#### PROBLEM DESCRIPTION
Reproduce the entries word for word, and omit any picture you find in them.

#### MATERIAL FOR THE TASK
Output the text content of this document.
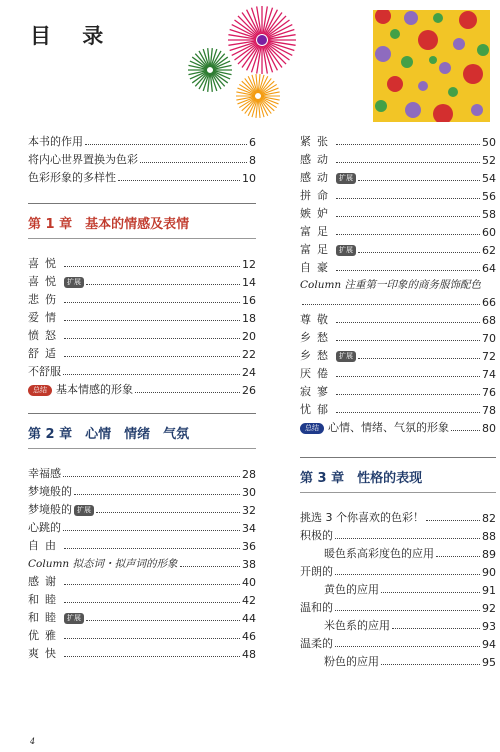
目 录
本书的作用	6
将内心世界置换为色彩	8
色彩形象的多样性	10
第 1 章　基本的情感及表情
喜悦	12
喜悦 扩展	14
悲伤	16
爱情	18
愤怒	20
舒适	22
不舒服	24
总结 基本情感的形象	26
第 2 章　心情　情绪　气氛
幸福感	28
梦境般的	30
梦境般的 扩展	32
心跳的	34
自由	36
Column 拟态词・拟声词的形象	38
感谢	40
和睦	42
和睦 扩展	44
优雅	46
爽快	48
紧张	50
感动	52
感动 扩展	54
拼命	56
嫉妒	58
富足	60
富足 扩展	62
自豪	64
Column 注重第一印象的商务服饰配色
66
尊敬	68
乡愁	70
乡愁 扩展	72
厌倦	74
寂寥	76
忧郁	78
总结 心情、情绪、气氛的形象	80
第 3 章　性格的表现
挑选 3 个你喜欢的色彩！	82
积极的	88
暖色系高彩度色的应用	89
开朗的	90
黄色的应用	91
温和的	92
米色系的应用	93
温柔的	94
粉色的应用	95
4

#### FINISHED TASK
Output the text content of this document.
目 录
本书的作用	6
将内心世界置换为色彩	8
色彩形象的多样性	10
第 1 章　基本的情感及表情
喜悦	12
喜悦 扩展	14
悲伤	16
爱情	18
愤怒	20
舒适	22
不舒服	24
总结 基本情感的形象	26
第 2 章　心情　情绪　气氛
幸福感	28
梦境般的	30
梦境般的 扩展	32
心跳的	34
自由	36
Column 拟态词・拟声词的形象	38
感谢	40
和睦	42
和睦 扩展	44
优雅	46
爽快	48
紧张	50
感动	52
感动 扩展	54
拼命	56
嫉妒	58
富足	60
富足 扩展	62
自豪	64
Column 注重第一印象的商务服饰配色
66
尊敬	68
乡愁	70
乡愁 扩展	72
厌倦	74
寂寥	76
忧郁	78
总结 心情、情绪、气氛的形象	80
第 3 章　性格的表现
挑选 3 个你喜欢的色彩！	82
积极的	88
暖色系高彩度色的应用	89
开朗的	90
黄色的应用	91
温和的	92
米色系的应用	93
温柔的	94
粉色的应用	95
4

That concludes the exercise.